Stated exercise: Extract the lines that hold the string "capital".

Material provided:
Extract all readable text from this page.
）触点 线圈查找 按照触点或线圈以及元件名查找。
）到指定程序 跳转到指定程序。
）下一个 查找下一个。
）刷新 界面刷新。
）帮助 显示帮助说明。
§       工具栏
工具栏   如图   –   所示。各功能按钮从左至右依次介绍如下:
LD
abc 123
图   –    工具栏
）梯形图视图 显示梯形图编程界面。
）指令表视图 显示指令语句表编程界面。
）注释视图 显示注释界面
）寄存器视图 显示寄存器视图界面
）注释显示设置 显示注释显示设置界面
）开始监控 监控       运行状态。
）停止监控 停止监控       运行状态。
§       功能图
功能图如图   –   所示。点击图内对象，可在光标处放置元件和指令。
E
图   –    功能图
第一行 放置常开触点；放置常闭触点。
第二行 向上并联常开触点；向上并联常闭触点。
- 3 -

...

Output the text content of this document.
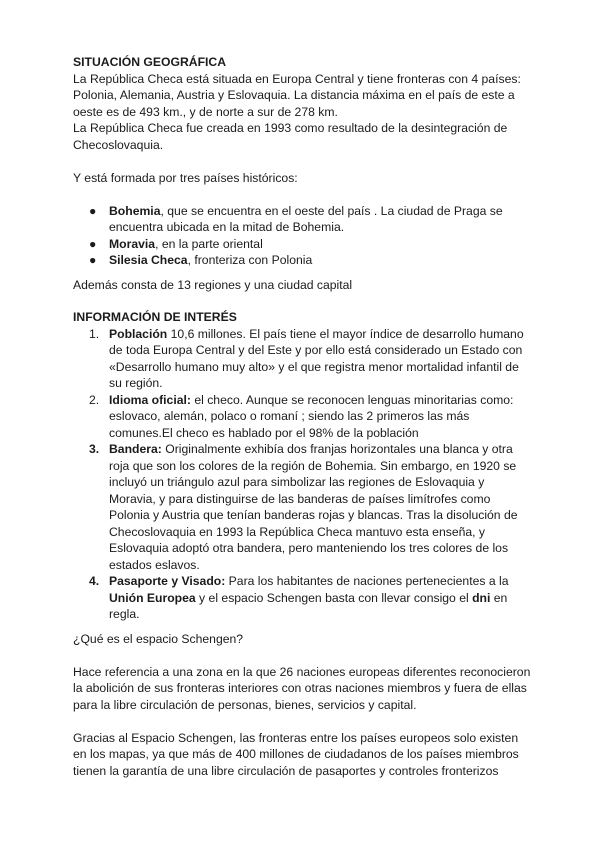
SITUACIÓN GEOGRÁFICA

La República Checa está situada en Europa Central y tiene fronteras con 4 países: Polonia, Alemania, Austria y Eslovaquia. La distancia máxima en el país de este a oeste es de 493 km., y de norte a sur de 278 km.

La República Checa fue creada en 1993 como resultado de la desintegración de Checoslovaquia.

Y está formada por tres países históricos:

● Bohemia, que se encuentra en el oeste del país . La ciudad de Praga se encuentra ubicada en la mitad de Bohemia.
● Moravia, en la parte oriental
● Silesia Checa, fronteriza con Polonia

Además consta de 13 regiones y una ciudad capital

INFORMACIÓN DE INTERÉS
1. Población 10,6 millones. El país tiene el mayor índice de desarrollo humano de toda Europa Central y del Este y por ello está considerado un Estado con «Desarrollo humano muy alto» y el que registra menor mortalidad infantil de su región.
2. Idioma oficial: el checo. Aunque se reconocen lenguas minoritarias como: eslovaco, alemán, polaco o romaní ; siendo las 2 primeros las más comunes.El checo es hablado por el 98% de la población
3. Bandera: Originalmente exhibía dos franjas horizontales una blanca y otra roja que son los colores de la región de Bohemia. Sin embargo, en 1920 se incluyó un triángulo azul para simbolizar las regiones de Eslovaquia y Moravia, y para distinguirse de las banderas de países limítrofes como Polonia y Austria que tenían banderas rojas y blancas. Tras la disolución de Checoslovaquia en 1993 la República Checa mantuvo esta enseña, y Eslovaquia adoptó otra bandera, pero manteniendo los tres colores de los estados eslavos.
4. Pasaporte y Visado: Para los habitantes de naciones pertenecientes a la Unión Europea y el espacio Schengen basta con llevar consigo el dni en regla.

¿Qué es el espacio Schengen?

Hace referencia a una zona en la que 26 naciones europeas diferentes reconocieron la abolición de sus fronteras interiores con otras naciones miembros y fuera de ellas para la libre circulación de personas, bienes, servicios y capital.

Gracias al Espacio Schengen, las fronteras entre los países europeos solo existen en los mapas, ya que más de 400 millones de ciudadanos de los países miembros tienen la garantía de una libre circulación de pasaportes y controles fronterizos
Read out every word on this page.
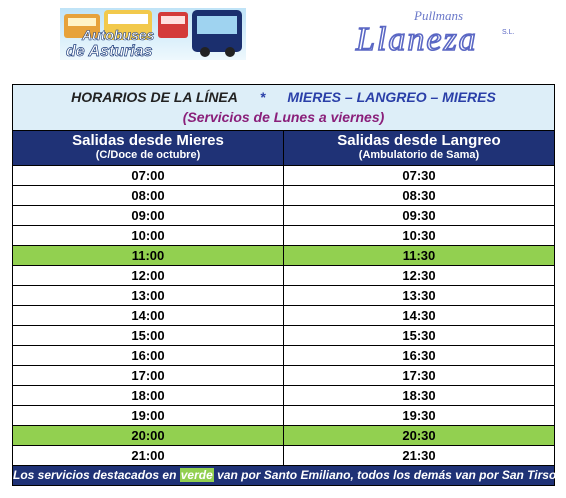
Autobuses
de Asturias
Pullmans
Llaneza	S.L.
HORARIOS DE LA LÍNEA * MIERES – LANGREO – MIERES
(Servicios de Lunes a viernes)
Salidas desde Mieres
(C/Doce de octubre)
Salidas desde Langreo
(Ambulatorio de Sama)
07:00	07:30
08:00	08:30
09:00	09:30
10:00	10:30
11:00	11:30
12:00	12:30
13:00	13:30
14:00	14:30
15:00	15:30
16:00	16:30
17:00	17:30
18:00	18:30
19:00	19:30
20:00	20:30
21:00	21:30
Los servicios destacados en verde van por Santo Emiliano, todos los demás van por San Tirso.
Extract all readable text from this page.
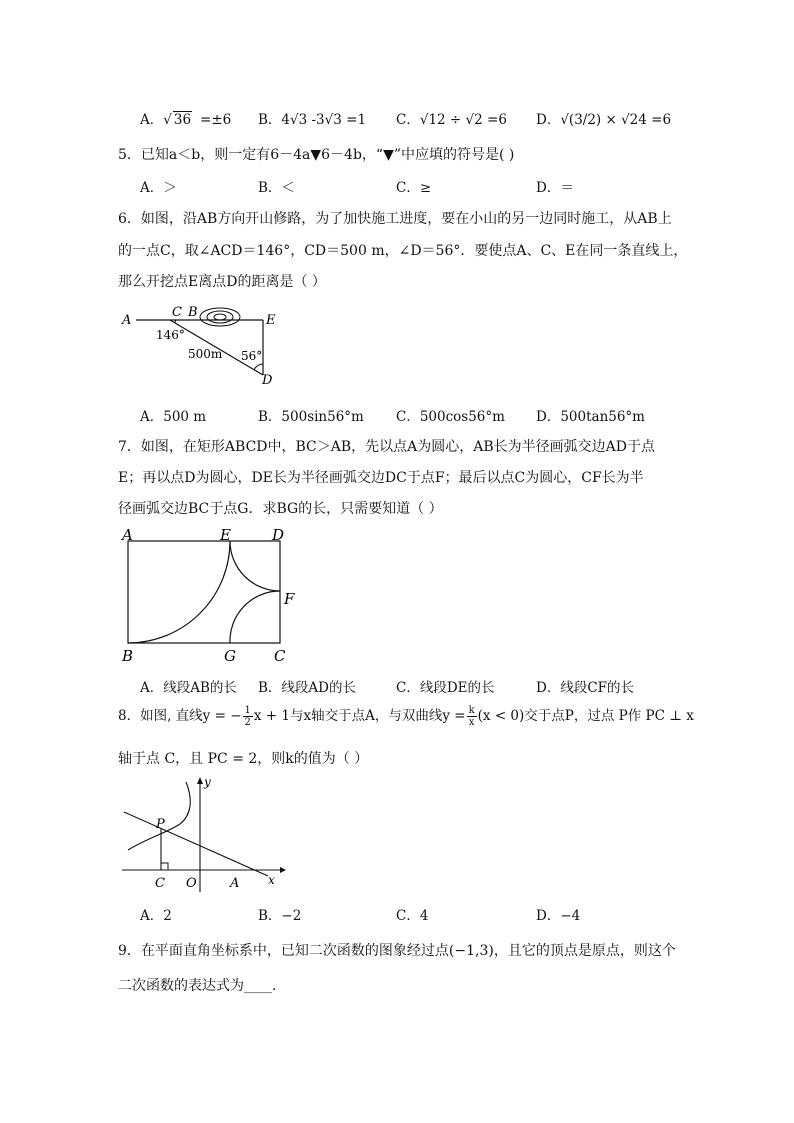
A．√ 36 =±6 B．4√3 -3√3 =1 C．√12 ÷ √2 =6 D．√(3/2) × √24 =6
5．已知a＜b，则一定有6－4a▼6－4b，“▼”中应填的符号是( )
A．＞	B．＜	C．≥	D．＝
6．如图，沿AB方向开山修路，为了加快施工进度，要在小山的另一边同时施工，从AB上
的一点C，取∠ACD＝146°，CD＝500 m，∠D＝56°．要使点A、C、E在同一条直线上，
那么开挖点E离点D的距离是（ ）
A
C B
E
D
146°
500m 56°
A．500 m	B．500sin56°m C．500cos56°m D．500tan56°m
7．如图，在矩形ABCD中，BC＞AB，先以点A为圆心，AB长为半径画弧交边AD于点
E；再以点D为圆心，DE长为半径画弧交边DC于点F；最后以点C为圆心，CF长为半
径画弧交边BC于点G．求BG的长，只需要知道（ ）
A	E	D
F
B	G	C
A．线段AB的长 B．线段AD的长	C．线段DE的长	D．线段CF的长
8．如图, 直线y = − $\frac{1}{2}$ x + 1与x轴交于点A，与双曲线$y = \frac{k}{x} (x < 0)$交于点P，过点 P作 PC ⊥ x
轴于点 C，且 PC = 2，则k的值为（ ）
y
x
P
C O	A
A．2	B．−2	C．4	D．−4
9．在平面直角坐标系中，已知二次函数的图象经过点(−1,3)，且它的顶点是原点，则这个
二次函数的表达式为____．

Completed exercise:
Además consta de 13 regiones y una ciudad capital
Hace referencia a una zona en la que 26 naciones europeas diferentes reconocieron la abolición de sus fronteras interiores con otras naciones miembros y fuera de ellas para la libre circulación de personas, bienes, servicios y capital.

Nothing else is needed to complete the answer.